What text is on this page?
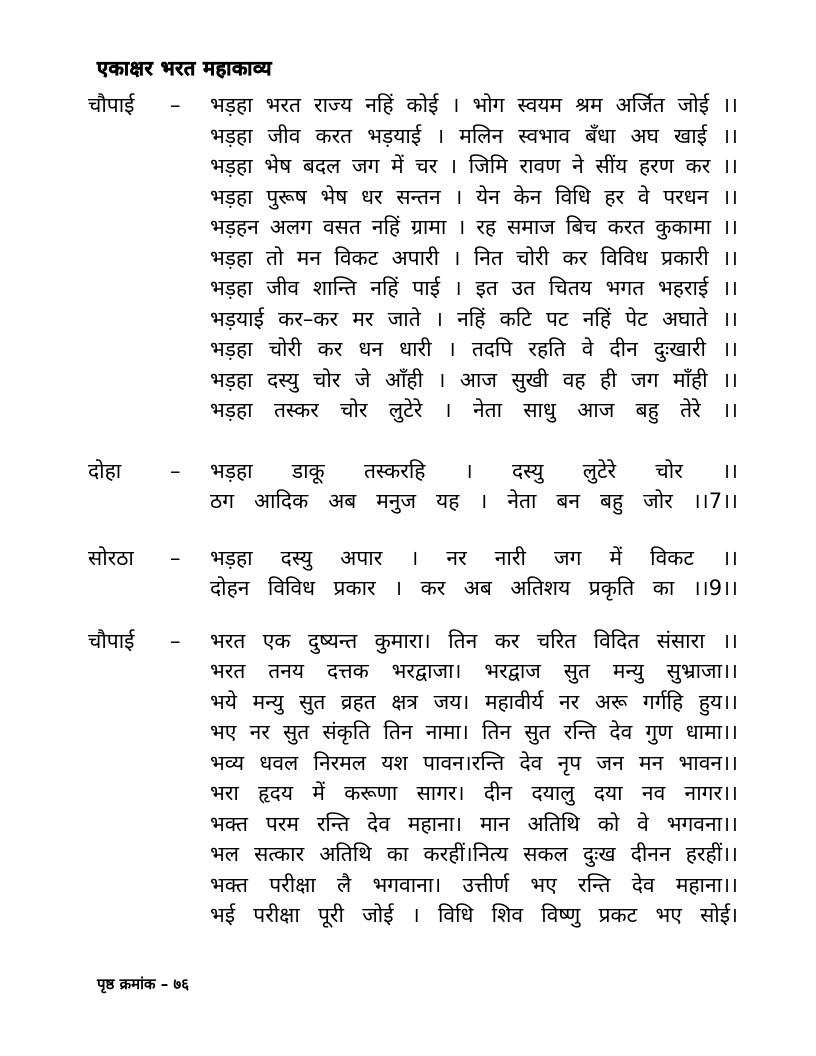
एकाक्षर भरत महाकाव्य
चौपाई	–	भड़हा भरत राज्य नहिं कोई । भोग स्वयम श्रम अर्जित जोई ।।
भड़हा जीव करत भड़याई । मलिन स्वभाव बँधा अघ खाई ।।
भड़हा भेष बदल जग में चर । जिमि रावण ने सींय हरण कर ।।
भड़हा पुरूष भेष धर सन्तन । येन केन विधि हर वे परधन ।।
भड़हन अलग वसत नहिं ग्रामा । रह समाज बिच करत कुकामा ।।
भड़हा तो मन विकट अपारी । नित चोरी कर विविध प्रकारी ।।
भड़हा जीव शान्ति नहिं पाई । इत उत चितय भगत भहराई ।।
भड़याई कर–कर मर जाते । नहिं कटि पट नहिं पेट अघाते ।।
भड़हा चोरी कर धन धारी । तदपि रहति वे दीन दुःखारी ।।
भड़हा दस्यु चोर जे आँही । आज सुखी वह ही जग माँही ।।
भड़हा तस्कर चोर लुटेरे । नेता साधु आज बहु तेरे ।।
दोहा	–	भड़हा डाकू तस्करहि । दस्यु लुटेरे चोर ।।
ठग आदिक अब मनुज यह । नेता बन बहु जोर ।।7।।
सोरठा	–	भड़हा दस्यु अपार । नर नारी जग में विकट ।।
दोहन विविध प्रकार । कर अब अतिशय प्रकृति का ।।9।।
चौपाई	–	भरत एक दुष्यन्त कुमारा। तिन कर चरित विदित संसारा ।।
भरत तनय दत्तक भरद्वाजा। भरद्वाज सुत मन्यु सुभ्राजा।।
भये मन्यु सुत व्रहत क्षत्र जय। महावीर्य नर अरू गर्गहि हुय।।
भए नर सुत संकृति तिन नामा। तिन सुत रन्ति देव गुण धामा।।
भव्य धवल निरमल यश पावन।रन्ति देव नृप जन मन भावन।।
भरा हृदय में करूणा सागर। दीन दयालु दया नव नागर।।
भक्त परम रन्ति देव महाना। मान अतिथि को वे भगवना।।
भल सत्कार अतिथि का करहीं।नित्य सकल दुःख दीनन हरहीं।।
भक्त परीक्षा लै भगवाना। उत्तीर्ण भए रन्ति देव महाना।।
भई परीक्षा पूरी जोई । विधि शिव विष्णु प्रकट भए सोई।
पृष्ठ क्रमांक – ७६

- STATED PROBLEM:
Restate each line of the records exactly; pictures do not belong in the copy.

- REPLY TO THE TASK:
What text is on this page?
एकाक्षर भरत महाकाव्य
चौपाई	–	भड़हा भरत राज्य नहिं कोई । भोग स्वयम श्रम अर्जित जोई ।।
भड़हा जीव करत भड़याई । मलिन स्वभाव बँधा अघ खाई ।।
भड़हा भेष बदल जग में चर । जिमि रावण ने सींय हरण कर ।।
भड़हा पुरूष भेष धर सन्तन । येन केन विधि हर वे परधन ।।
भड़हन अलग वसत नहिं ग्रामा । रह समाज बिच करत कुकामा ।।
भड़हा तो मन विकट अपारी । नित चोरी कर विविध प्रकारी ।।
भड़हा जीव शान्ति नहिं पाई । इत उत चितय भगत भहराई ।।
भड़याई कर–कर मर जाते । नहिं कटि पट नहिं पेट अघाते ।।
भड़हा चोरी कर धन धारी । तदपि रहति वे दीन दुःखारी ।।
भड़हा दस्यु चोर जे आँही । आज सुखी वह ही जग माँही ।।
भड़हा तस्कर चोर लुटेरे । नेता साधु आज बहु तेरे ।।
दोहा	–	भड़हा डाकू तस्करहि । दस्यु लुटेरे चोर ।।
ठग आदिक अब मनुज यह । नेता बन बहु जोर ।।7।।
सोरठा	–	भड़हा दस्यु अपार । नर नारी जग में विकट ।।
दोहन विविध प्रकार । कर अब अतिशय प्रकृति का ।।9।।
चौपाई	–	भरत एक दुष्यन्त कुमारा। तिन कर चरित विदित संसारा ।।
भरत तनय दत्तक भरद्वाजा। भरद्वाज सुत मन्यु सुभ्राजा।।
भये मन्यु सुत व्रहत क्षत्र जय। महावीर्य नर अरू गर्गहि हुय।।
भए नर सुत संकृति तिन नामा। तिन सुत रन्ति देव गुण धामा।।
भव्य धवल निरमल यश पावन।रन्ति देव नृप जन मन भावन।।
भरा हृदय में करूणा सागर। दीन दयालु दया नव नागर।।
भक्त परम रन्ति देव महाना। मान अतिथि को वे भगवना।।
भल सत्कार अतिथि का करहीं।नित्य सकल दुःख दीनन हरहीं।।
भक्त परीक्षा लै भगवाना। उत्तीर्ण भए रन्ति देव महाना।।
भई परीक्षा पूरी जोई । विधि शिव विष्णु प्रकट भए सोई।
पृष्ठ क्रमांक – ७६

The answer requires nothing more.